• Task brief: Return each line of the listing that contains the string "Literacy".

A run of records:
_____
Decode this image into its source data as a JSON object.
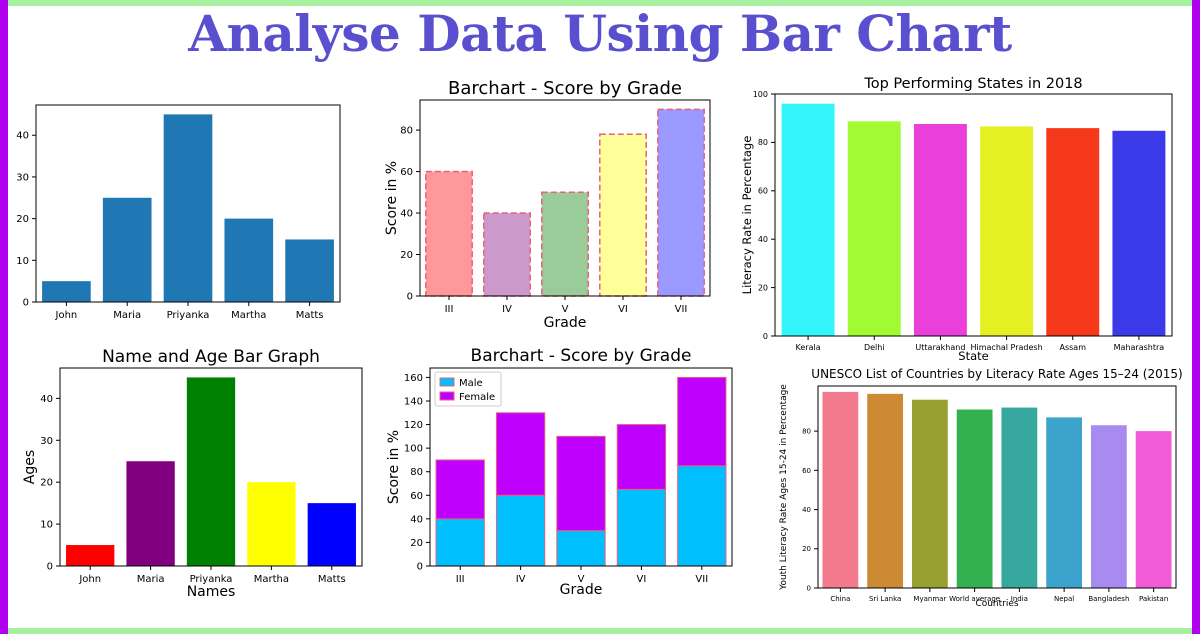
{
  "page": {
    "title": "Analyse Data Using Bar Chart"
  },
  "chart_data": [
    {
      "type": "bar",
      "title": "",
      "xlabel": "",
      "ylabel": "",
      "categories": [
        "John",
        "Maria",
        "Priyanka",
        "Martha",
        "Matts"
      ],
      "values": [
        5,
        25,
        45,
        20,
        15
      ],
      "ylim": [
        0,
        47.25
      ],
      "yticks": [
        0,
        10,
        20,
        30,
        40
      ],
      "colors": [
        "#1f77b4"
      ],
      "grid": false
    },
    {
      "type": "bar",
      "title": "Barchart - Score by Grade",
      "xlabel": "Grade",
      "ylabel": "Score in %",
      "categories": [
        "III",
        "IV",
        "V",
        "VI",
        "VII"
      ],
      "values": [
        60,
        40,
        50,
        78,
        90
      ],
      "ylim": [
        0,
        94.5
      ],
      "yticks": [
        0,
        20,
        40,
        60,
        80
      ],
      "colors": [
        "#ff9999",
        "#cc99cc",
        "#99cc99",
        "#ffff99",
        "#9999ff"
      ],
      "edgecolor": "#e8607a",
      "edgestyle": "dashed",
      "grid": false
    },
    {
      "type": "bar",
      "title": "Top Performing States in 2018",
      "xlabel": "State",
      "ylabel": "Literacy Rate in Percentage",
      "categories": [
        "Kerala",
        "Delhi",
        "Uttarakhand",
        "Himachal Pradesh",
        "Assam",
        "Maharashtra"
      ],
      "values": [
        96,
        88.7,
        87.6,
        86.6,
        85.9,
        84.8
      ],
      "ylim": [
        0,
        100
      ],
      "yticks": [
        0,
        20,
        40,
        60,
        80,
        100
      ],
      "colors": [
        "#33f5fa",
        "#a2fa33",
        "#ea3fd8",
        "#e5f022",
        "#f5391a",
        "#3b3ae8"
      ],
      "grid": false
    },
    {
      "type": "bar",
      "title": "Name and Age Bar Graph",
      "xlabel": "Names",
      "ylabel": "Ages",
      "categories": [
        "John",
        "Maria",
        "Priyanka",
        "Martha",
        "Matts"
      ],
      "values": [
        5,
        25,
        45,
        20,
        15
      ],
      "ylim": [
        0,
        47.25
      ],
      "yticks": [
        0,
        10,
        20,
        30,
        40
      ],
      "colors": [
        "#ff0000",
        "#800080",
        "#008000",
        "#ffff00",
        "#0000ff"
      ],
      "grid": false
    },
    {
      "type": "bar",
      "stacked": true,
      "title": "Barchart - Score by Grade",
      "xlabel": "Grade",
      "ylabel": "Score in %",
      "categories": [
        "III",
        "IV",
        "V",
        "VI",
        "VII"
      ],
      "series": [
        {
          "name": "Male",
          "values": [
            40,
            60,
            30,
            65,
            85
          ],
          "color": "#00bfff"
        },
        {
          "name": "Female",
          "values": [
            50,
            70,
            80,
            55,
            75
          ],
          "color": "#bf00ff"
        }
      ],
      "edgecolor": "#e8607a",
      "ylim": [
        0,
        168
      ],
      "yticks": [
        0,
        20,
        40,
        60,
        80,
        100,
        120,
        140,
        160
      ],
      "legend": "upper-left",
      "grid": false
    },
    {
      "type": "bar",
      "title": "UNESCO List of Countries by Literacy Rate Ages 15–24 (2015)",
      "xlabel": "Countries",
      "ylabel": "Youth Literacy Rate Ages 15-24 in Percentage",
      "categories": [
        "China",
        "Sri Lanka",
        "Myanmar",
        "World average",
        "India",
        "Nepal",
        "Bangladesh",
        "Pakistan"
      ],
      "values": [
        100,
        99,
        96,
        91,
        92,
        87,
        83,
        80
      ],
      "ylim": [
        0,
        103
      ],
      "yticks": [
        0,
        20,
        40,
        60,
        80
      ],
      "colors": [
        "#f27a8c",
        "#cc8a35",
        "#98a031",
        "#33b050",
        "#36a89e",
        "#3ba3cc",
        "#a88bef",
        "#f25bd8"
      ],
      "grid": false
    }
  ]
}
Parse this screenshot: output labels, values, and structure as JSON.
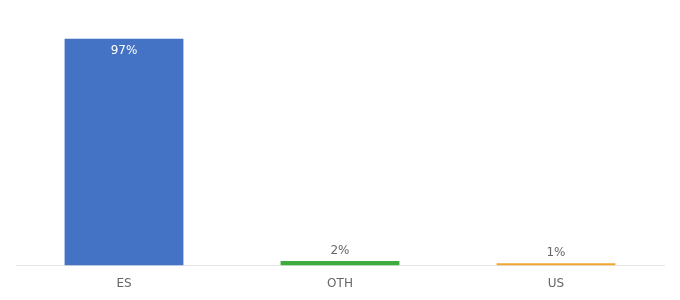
{
  "chart_data": {
    "type": "bar",
    "categories": [
      "ES",
      "OTH",
      "US"
    ],
    "values": [
      97,
      2,
      1
    ],
    "value_labels": [
      "97%",
      "2%",
      "1%"
    ],
    "colors": [
      "#4472c4",
      "#3dab3d",
      "#f0a830"
    ],
    "ylim": [
      0,
      105
    ],
    "data_labels": true,
    "tick_labels": "x",
    "grid": false
  }
}
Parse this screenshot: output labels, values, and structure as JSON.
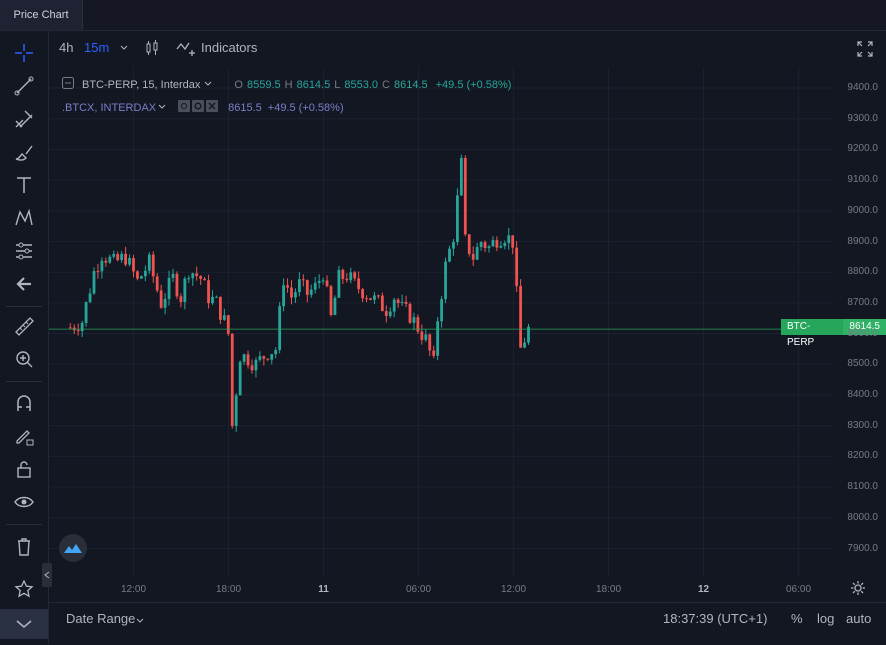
{
  "tab": {
    "title": "Price Chart"
  },
  "toolbar": {
    "intervals": [
      "4h",
      "15m"
    ],
    "indicators_label": "Indicators"
  },
  "legend": {
    "symbol": "BTC-PERP, 15, Interdax",
    "o_label": "O",
    "o": "8559.5",
    "h_label": "H",
    "h": "8614.5",
    "l_label": "L",
    "l": "8553.0",
    "c_label": "C",
    "c": "8614.5",
    "change": "+49.5 (+0.58%)"
  },
  "compare": {
    "symbol": ".BTCX, INTERDAX",
    "price": "8615.5",
    "change": "+49.5 (+0.58%)"
  },
  "price_tag": {
    "symbol": "BTC-PERP",
    "value": "8614.5"
  },
  "y_ticks": [
    "9400.0",
    "9300.0",
    "9200.0",
    "9100.0",
    "9000.0",
    "8900.0",
    "8800.0",
    "8700.0",
    "8600.0",
    "8500.0",
    "8400.0",
    "8300.0",
    "8200.0",
    "8100.0",
    "8000.0",
    "7900.0"
  ],
  "x_ticks": [
    {
      "label": "12:00",
      "bold": false
    },
    {
      "label": "18:00",
      "bold": false
    },
    {
      "label": "11",
      "bold": true
    },
    {
      "label": "06:00",
      "bold": false
    },
    {
      "label": "12:00",
      "bold": false
    },
    {
      "label": "18:00",
      "bold": false
    },
    {
      "label": "12",
      "bold": true
    },
    {
      "label": "06:00",
      "bold": false
    }
  ],
  "bottom": {
    "date_range": "Date Range",
    "time": "18:37:39 (UTC+1)",
    "percent": "%",
    "log": "log",
    "auto": "auto"
  },
  "colors": {
    "up": "#26a69a",
    "down": "#ef5350",
    "accent": "#2962ff"
  },
  "chart_data": {
    "type": "candlestick",
    "ylim": [
      7850,
      9450
    ],
    "x_range_hours": [
      8,
      35
    ],
    "last_price": 8614.5,
    "series": [
      {
        "t": 8.0,
        "close": 8620
      },
      {
        "t": 8.75,
        "close": 8640
      },
      {
        "t": 9.5,
        "close": 8800
      },
      {
        "t": 10.0,
        "close": 8860
      },
      {
        "t": 10.75,
        "close": 8830
      },
      {
        "t": 11.5,
        "close": 8850
      },
      {
        "t": 12.25,
        "close": 8770
      },
      {
        "t": 13.0,
        "close": 8830
      },
      {
        "t": 13.75,
        "close": 8700
      },
      {
        "t": 14.5,
        "close": 8780
      },
      {
        "t": 15.0,
        "close": 8720
      },
      {
        "t": 15.5,
        "close": 8810
      },
      {
        "t": 16.25,
        "close": 8780
      },
      {
        "t": 16.75,
        "close": 8720
      },
      {
        "t": 17.25,
        "close": 8700
      },
      {
        "t": 17.75,
        "close": 8640
      },
      {
        "t": 18.0,
        "close": 8600
      },
      {
        "t": 18.25,
        "close": 8300
      },
      {
        "t": 18.75,
        "close": 8530
      },
      {
        "t": 19.25,
        "close": 8520
      },
      {
        "t": 19.75,
        "close": 8500
      },
      {
        "t": 20.5,
        "close": 8540
      },
      {
        "t": 21.0,
        "close": 8550
      },
      {
        "t": 21.5,
        "close": 8780
      },
      {
        "t": 22.0,
        "close": 8720
      },
      {
        "t": 22.5,
        "close": 8760
      },
      {
        "t": 23.0,
        "close": 8730
      },
      {
        "t": 23.5,
        "close": 8750
      },
      {
        "t": 24.0,
        "close": 8800
      },
      {
        "t": 24.5,
        "close": 8650
      },
      {
        "t": 25.0,
        "close": 8780
      },
      {
        "t": 25.5,
        "close": 8790
      },
      {
        "t": 26.0,
        "close": 8760
      },
      {
        "t": 26.5,
        "close": 8740
      },
      {
        "t": 27.0,
        "close": 8720
      },
      {
        "t": 27.5,
        "close": 8700
      },
      {
        "t": 28.0,
        "close": 8680
      },
      {
        "t": 28.5,
        "close": 8720
      },
      {
        "t": 29.0,
        "close": 8680
      },
      {
        "t": 29.5,
        "close": 8660
      },
      {
        "t": 30.0,
        "close": 8620
      },
      {
        "t": 30.5,
        "close": 8580
      },
      {
        "t": 31.0,
        "close": 8500
      },
      {
        "t": 31.25,
        "close": 8650
      },
      {
        "t": 31.75,
        "close": 8820
      },
      {
        "t": 32.25,
        "close": 8920
      },
      {
        "t": 32.75,
        "close": 9150
      },
      {
        "t": 33.0,
        "close": 8900
      },
      {
        "t": 33.5,
        "close": 8850
      },
      {
        "t": 34.0,
        "close": 8900
      },
      {
        "t": 34.5,
        "close": 8880
      },
      {
        "t": 35.0,
        "close": 8910
      },
      {
        "t": 35.5,
        "close": 8920
      },
      {
        "t": 36.0,
        "close": 8900
      },
      {
        "t": 36.5,
        "close": 8550
      },
      {
        "t": 37.0,
        "close": 8614.5
      }
    ]
  }
}
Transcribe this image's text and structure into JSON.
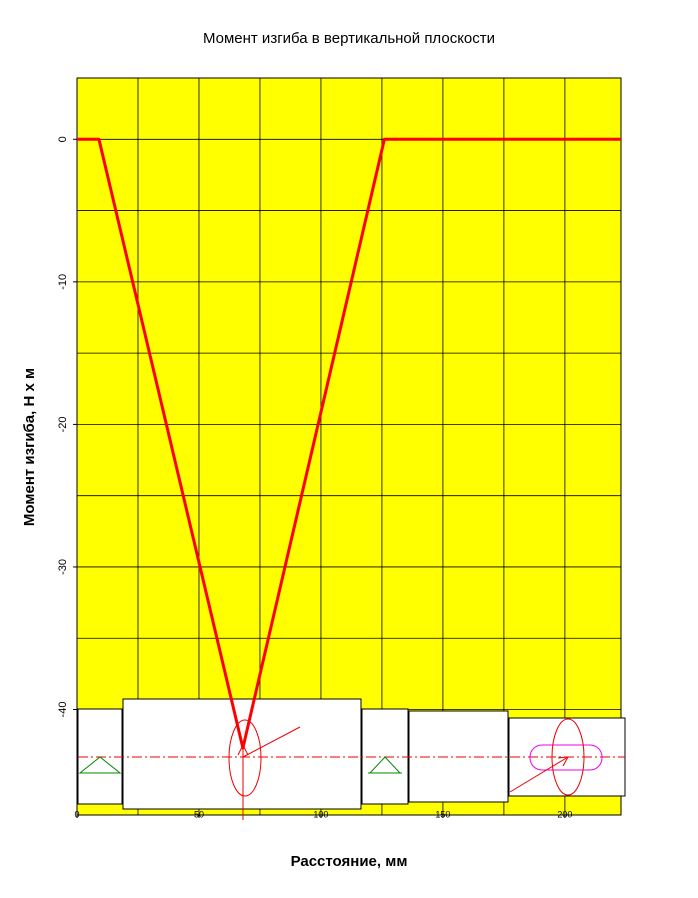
{
  "chart_data": {
    "type": "line",
    "title": "Момент изгиба в вертикальной плоскости",
    "x_label": "Расстояние, мм",
    "y_label": "Момент изгиба, Н х м",
    "x": [
      0,
      9,
      68,
      126,
      223
    ],
    "values": [
      0,
      0,
      -42.7,
      0,
      0
    ],
    "color": "#ff0000",
    "background": "#ffff00",
    "xlim": [
      0,
      223
    ],
    "ylim": [
      -47.4,
      4.3
    ],
    "xticks": [
      0,
      50,
      100,
      150,
      200
    ],
    "yticks": [
      0,
      -10,
      -20,
      -30,
      -40
    ],
    "xgrid": [
      25,
      50,
      75,
      100,
      125,
      150,
      175,
      200
    ],
    "ygrid": [
      0,
      -5,
      -10,
      -15,
      -20,
      -25,
      -30,
      -35,
      -40,
      -45
    ],
    "grid": true
  }
}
_____
• Full output:
      "ylabel": "Literacy Rate in Percentage",
      "title": "UNESCO List of Countries by Literacy Rate Ages 15–24 (2015)",
      "ylabel": "Youth Literacy Rate Ages 15-24 in Percentage",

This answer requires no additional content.